• PROBLEM REQUIREMENTS:
Every line below is to be quoted exactly, with nothing added or dropped.

• MATERIAL FOR THIS EXERCISE:
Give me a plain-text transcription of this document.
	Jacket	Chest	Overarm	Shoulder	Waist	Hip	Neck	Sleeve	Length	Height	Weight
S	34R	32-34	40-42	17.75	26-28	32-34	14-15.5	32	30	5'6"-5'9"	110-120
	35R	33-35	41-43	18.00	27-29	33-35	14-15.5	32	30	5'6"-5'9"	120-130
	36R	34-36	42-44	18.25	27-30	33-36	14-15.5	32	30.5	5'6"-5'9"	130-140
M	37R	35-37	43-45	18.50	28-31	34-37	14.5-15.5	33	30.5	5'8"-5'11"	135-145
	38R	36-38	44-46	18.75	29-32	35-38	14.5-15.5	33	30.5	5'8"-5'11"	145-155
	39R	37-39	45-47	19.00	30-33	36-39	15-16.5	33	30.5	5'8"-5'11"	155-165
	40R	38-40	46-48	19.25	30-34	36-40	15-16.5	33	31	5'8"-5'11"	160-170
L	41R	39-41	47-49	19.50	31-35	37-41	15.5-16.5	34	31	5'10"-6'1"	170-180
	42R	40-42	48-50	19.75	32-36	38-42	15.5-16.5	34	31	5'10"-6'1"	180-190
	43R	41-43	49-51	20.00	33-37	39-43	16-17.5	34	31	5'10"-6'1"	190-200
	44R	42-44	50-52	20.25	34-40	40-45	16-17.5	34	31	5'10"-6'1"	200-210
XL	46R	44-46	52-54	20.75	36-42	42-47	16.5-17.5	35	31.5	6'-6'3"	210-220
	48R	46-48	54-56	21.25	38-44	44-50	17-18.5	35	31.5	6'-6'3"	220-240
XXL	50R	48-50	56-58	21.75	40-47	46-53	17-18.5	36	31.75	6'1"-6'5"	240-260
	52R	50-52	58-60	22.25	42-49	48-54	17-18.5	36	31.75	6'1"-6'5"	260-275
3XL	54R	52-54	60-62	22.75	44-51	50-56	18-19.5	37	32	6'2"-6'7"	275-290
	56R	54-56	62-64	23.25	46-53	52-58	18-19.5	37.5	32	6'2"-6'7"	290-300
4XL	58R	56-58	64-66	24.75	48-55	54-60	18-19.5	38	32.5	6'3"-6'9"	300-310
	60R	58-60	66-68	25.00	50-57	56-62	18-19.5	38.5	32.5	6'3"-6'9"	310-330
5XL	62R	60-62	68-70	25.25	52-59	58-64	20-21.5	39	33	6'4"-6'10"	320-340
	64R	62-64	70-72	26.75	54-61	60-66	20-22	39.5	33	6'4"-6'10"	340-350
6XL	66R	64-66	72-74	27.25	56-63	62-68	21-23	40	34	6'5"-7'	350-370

• RESPONSE TO THE TASK:
Give me a plain-text transcription of this document.
	Jacket	Chest	Overarm	Shoulder	Waist	Hip	Neck	Sleeve	Length	Height	Weight
S	34R	32-34	40-42	17.75	26-28	32-34	14-15.5	32	30	5'6"-5'9"	110-120
	35R	33-35	41-43	18.00	27-29	33-35	14-15.5	32	30	5'6"-5'9"	120-130
	36R	34-36	42-44	18.25	27-30	33-36	14-15.5	32	30.5	5'6"-5'9"	130-140
M	37R	35-37	43-45	18.50	28-31	34-37	14.5-15.5	33	30.5	5'8"-5'11"	135-145
	38R	36-38	44-46	18.75	29-32	35-38	14.5-15.5	33	30.5	5'8"-5'11"	145-155
	39R	37-39	45-47	19.00	30-33	36-39	15-16.5	33	30.5	5'8"-5'11"	155-165
	40R	38-40	46-48	19.25	30-34	36-40	15-16.5	33	31	5'8"-5'11"	160-170
L	41R	39-41	47-49	19.50	31-35	37-41	15.5-16.5	34	31	5'10"-6'1"	170-180
	42R	40-42	48-50	19.75	32-36	38-42	15.5-16.5	34	31	5'10"-6'1"	180-190
	43R	41-43	49-51	20.00	33-37	39-43	16-17.5	34	31	5'10"-6'1"	190-200
	44R	42-44	50-52	20.25	34-40	40-45	16-17.5	34	31	5'10"-6'1"	200-210
XL	46R	44-46	52-54	20.75	36-42	42-47	16.5-17.5	35	31.5	6'-6'3"	210-220
	48R	46-48	54-56	21.25	38-44	44-50	17-18.5	35	31.5	6'-6'3"	220-240
XXL	50R	48-50	56-58	21.75	40-47	46-53	17-18.5	36	31.75	6'1"-6'5"	240-260
	52R	50-52	58-60	22.25	42-49	48-54	17-18.5	36	31.75	6'1"-6'5"	260-275
3XL	54R	52-54	60-62	22.75	44-51	50-56	18-19.5	37	32	6'2"-6'7"	275-290
	56R	54-56	62-64	23.25	46-53	52-58	18-19.5	37.5	32	6'2"-6'7"	290-300
4XL	58R	56-58	64-66	24.75	48-55	54-60	18-19.5	38	32.5	6'3"-6'9"	300-310
	60R	58-60	66-68	25.00	50-57	56-62	18-19.5	38.5	32.5	6'3"-6'9"	310-330
5XL	62R	60-62	68-70	25.25	52-59	58-64	20-21.5	39	33	6'4"-6'10"	320-340
	64R	62-64	70-72	26.75	54-61	60-66	20-22	39.5	33	6'4"-6'10"	340-350
6XL	66R	64-66	72-74	27.25	56-63	62-68	21-23	40	34	6'5"-7'	350-370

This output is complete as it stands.